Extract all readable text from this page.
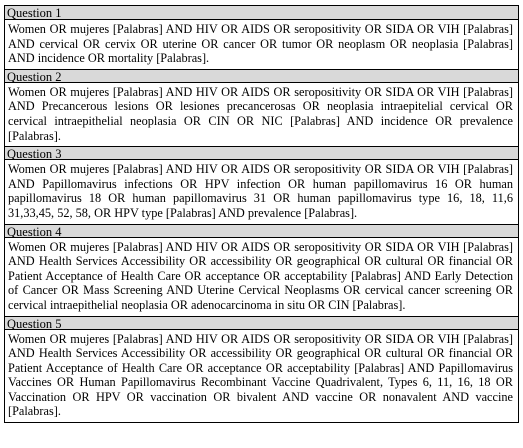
Question 1
Women OR mujeres [Palabras] AND HIV OR AIDS OR seropositivity OR SIDA OR VIH [Palabras] AND cervical OR cervix OR uterine OR cancer OR tumor OR neoplasm OR neoplasia [Palabras] AND incidence OR mortality [Palabras].
Question 2
Women OR mujeres [Palabras] AND HIV OR AIDS OR seropositivity OR SIDA OR VIH [Palabras] AND Precancerous lesions OR lesiones precancerosas OR neoplasia intraepitelial cervical OR cervical intraepithelial neoplasia OR CIN OR NIC [Palabras] AND incidence OR prevalence [Palabras].
Question 3
Women OR mujeres [Palabras] AND HIV OR AIDS OR seropositivity OR SIDA OR VIH [Palabras] AND Papillomavirus infections OR HPV infection OR human papillomavirus 16 OR human papillomavirus 18 OR human papillomavirus 31 OR human papillomavirus type 16, 18, 11,6 31,33,45, 52, 58, OR HPV type [Palabras] AND prevalence [Palabras].
Question 4
Women OR mujeres [Palabras] AND HIV OR AIDS OR seropositivity OR SIDA OR VIH [Palabras] AND Health Services Accessibility OR accessibility OR geographical OR cultural OR financial OR Patient Acceptance of Health Care OR acceptance OR acceptability [Palabras] AND Early Detection of Cancer OR Mass Screening AND Uterine Cervical Neoplasms OR cervical cancer screening OR cervical intraepithelial neoplasia OR adenocarcinoma in situ OR CIN [Palabras].
Question 5
Women OR mujeres [Palabras] AND HIV OR AIDS OR seropositivity OR SIDA OR VIH [Palabras] AND Health Services Accessibility OR accessibility OR geographical OR cultural OR financial OR Patient Acceptance of Health Care OR acceptance OR acceptability [Palabras] AND Papillomavirus Vaccines OR Human Papillomavirus Recombinant Vaccine Quadrivalent, Types 6, 11, 16, 18 OR Vaccination OR HPV OR vaccination OR bivalent AND vaccine OR nonavalent AND vaccine [Palabras].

▸ Description of the task:
Using the data above, show each line where "cultural" occurs.

▸ Written solution:
Women OR mujeres [Palabras] AND HIV OR AIDS OR seropositivity OR SIDA OR VIH [Palabras] AND Health Services Accessibility OR accessibility OR geographical OR cultural OR financial OR Patient Acceptance of Health Care OR acceptance OR acceptability [Palabras] AND Early Detection of Cancer OR Mass Screening AND Uterine Cervical Neoplasms OR cervical cancer screening OR cervical intraepithelial neoplasia OR adenocarcinoma in situ OR CIN [Palabras].
Women OR mujeres [Palabras] AND HIV OR AIDS OR seropositivity OR SIDA OR VIH [Palabras] AND Health Services Accessibility OR accessibility OR geographical OR cultural OR financial OR Patient Acceptance of Health Care OR acceptance OR acceptability [Palabras] AND Papillomavirus Vaccines OR Human Papillomavirus Recombinant Vaccine Quadrivalent, Types 6, 11, 16, 18 OR Vaccination OR HPV OR vaccination OR bivalent AND vaccine OR nonavalent AND vaccine [Palabras].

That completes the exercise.